[MATERIAL FOR THIS EXERCISE]
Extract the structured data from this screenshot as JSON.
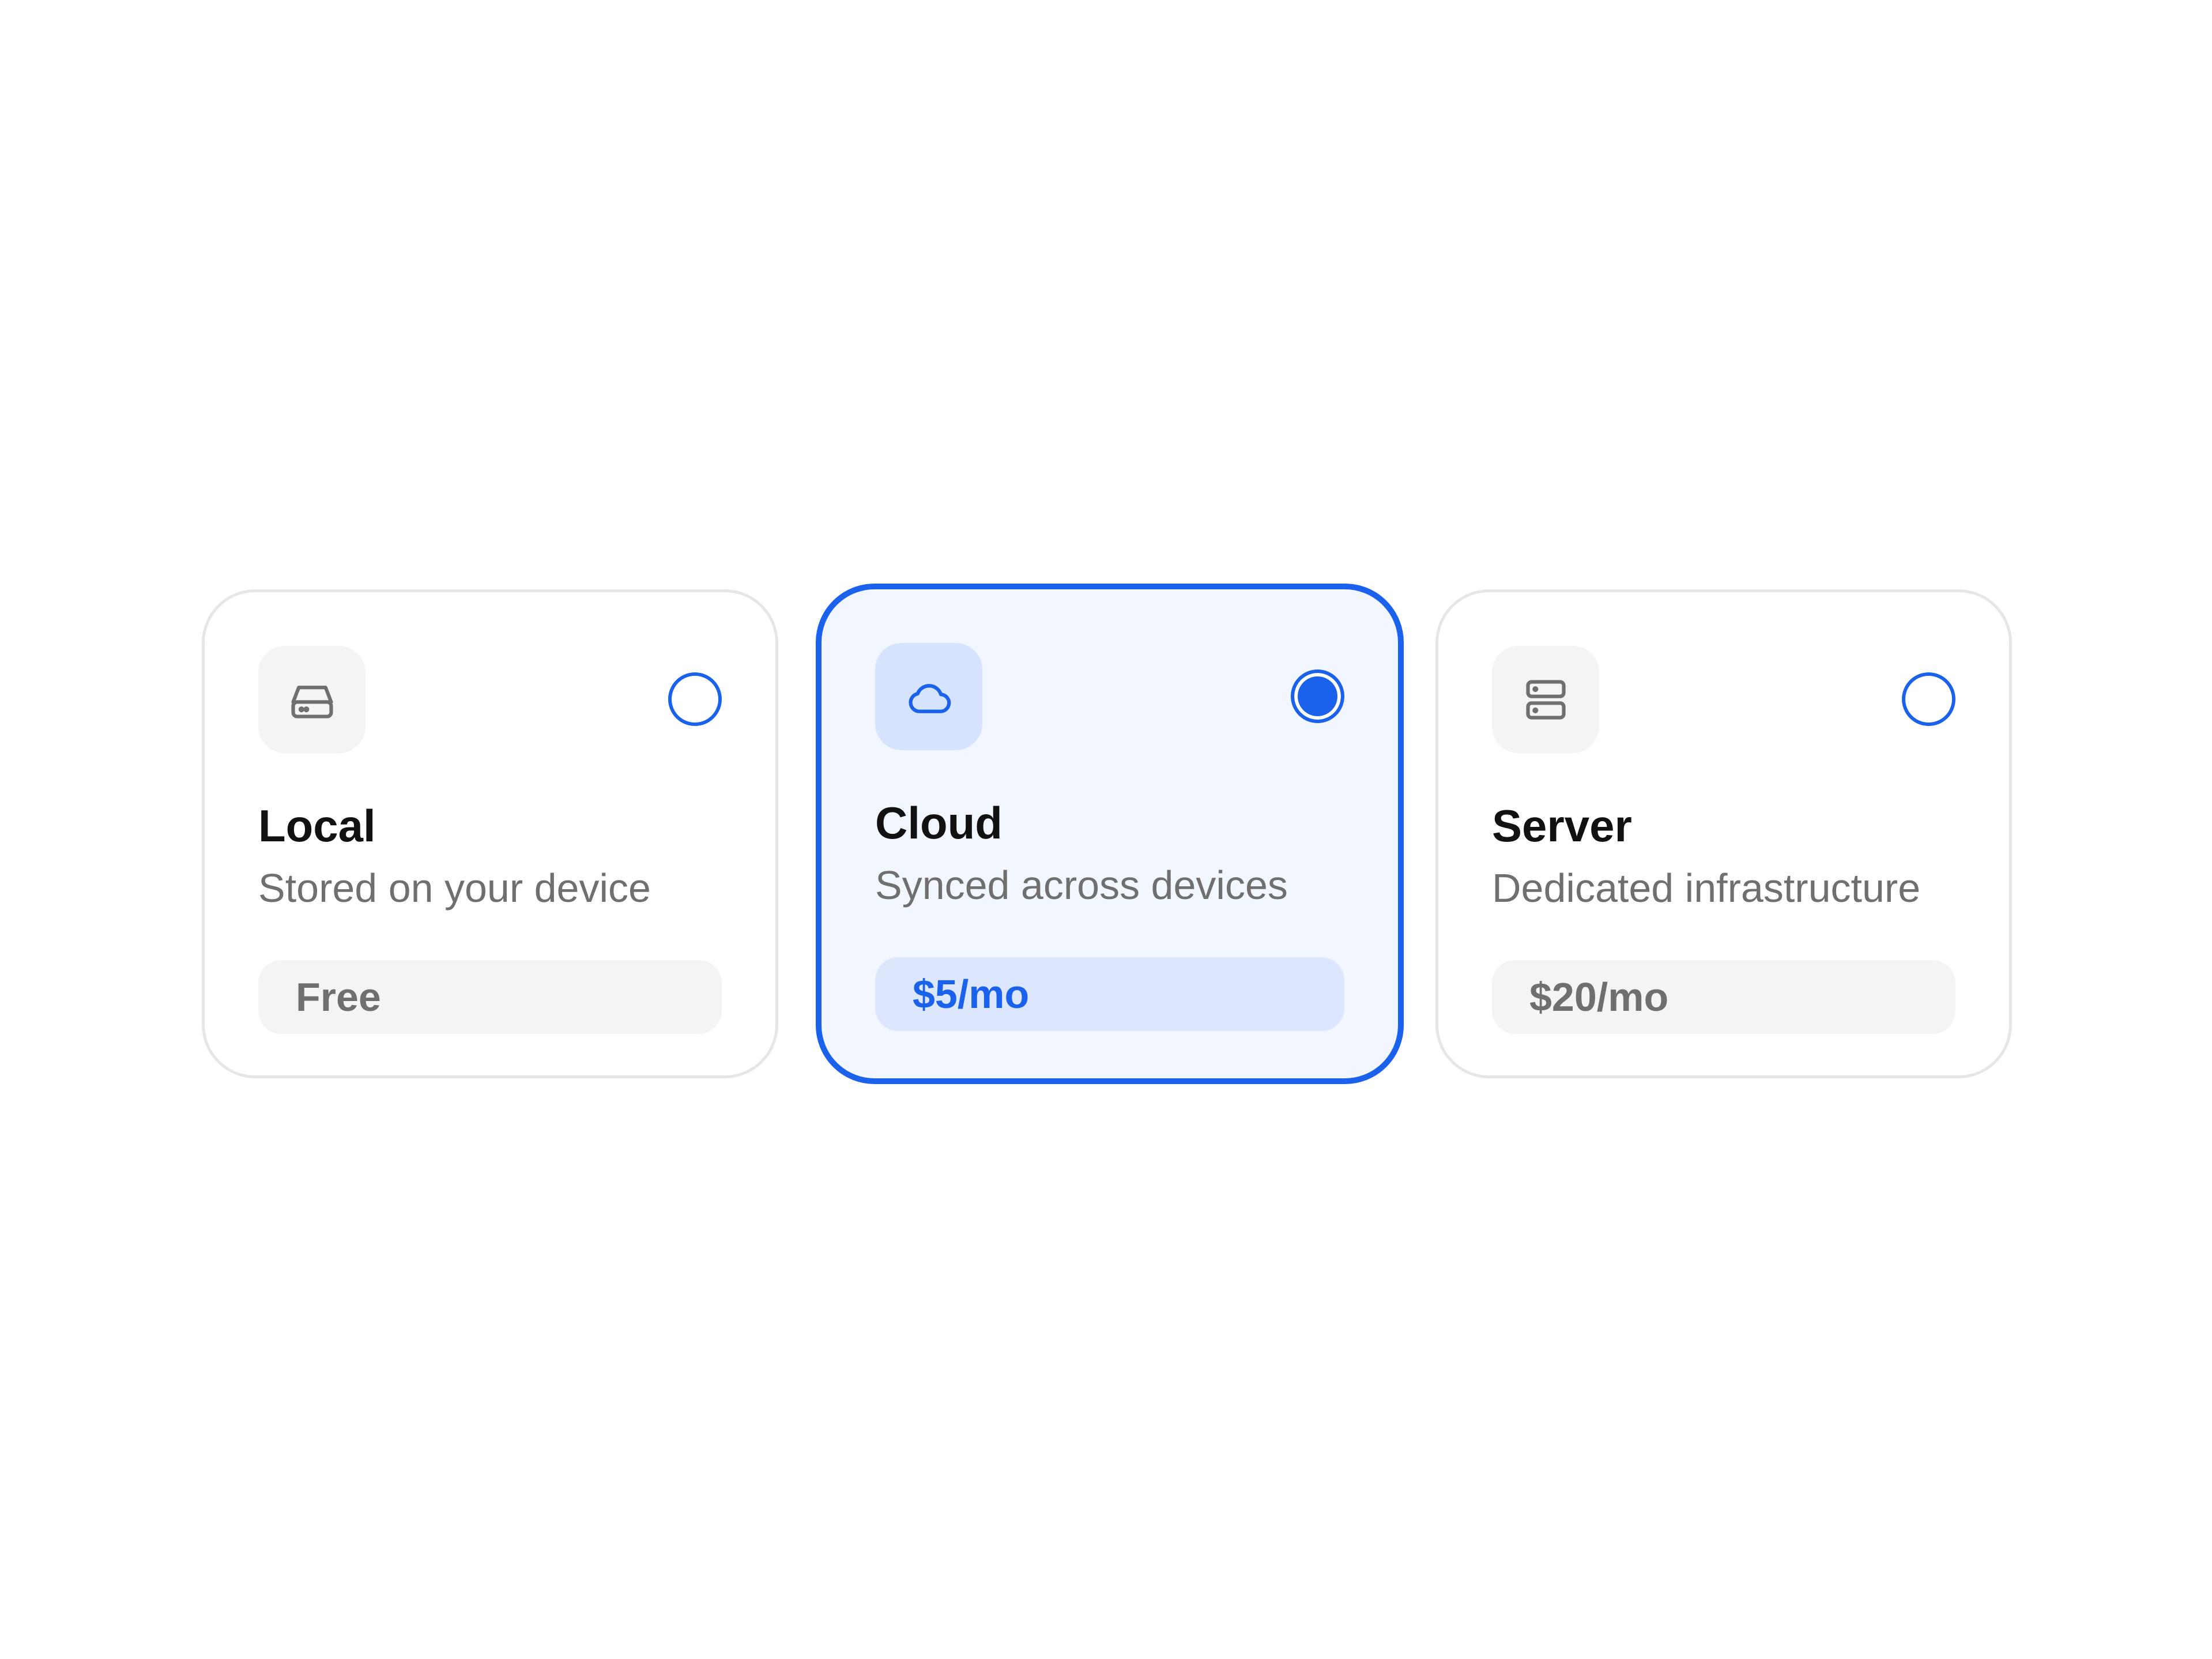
{
  "accent_color": "#1a62ec",
  "selected_option": "cloud",
  "options": [
    {
      "id": "local",
      "title": "Local",
      "description": "Stored on your device",
      "price": "Free",
      "icon": "hard-drive-icon",
      "selected": false
    },
    {
      "id": "cloud",
      "title": "Cloud",
      "description": "Synced across devices",
      "price": "$5/mo",
      "icon": "cloud-icon",
      "selected": true
    },
    {
      "id": "server",
      "title": "Server",
      "description": "Dedicated infrastructure",
      "price": "$20/mo",
      "icon": "server-icon",
      "selected": false
    }
  ]
}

[GOAL OF THE EXERCISE]
How many of the lines above hold the word "icon"? Give only that number.

[EXERCISE RESULT]
3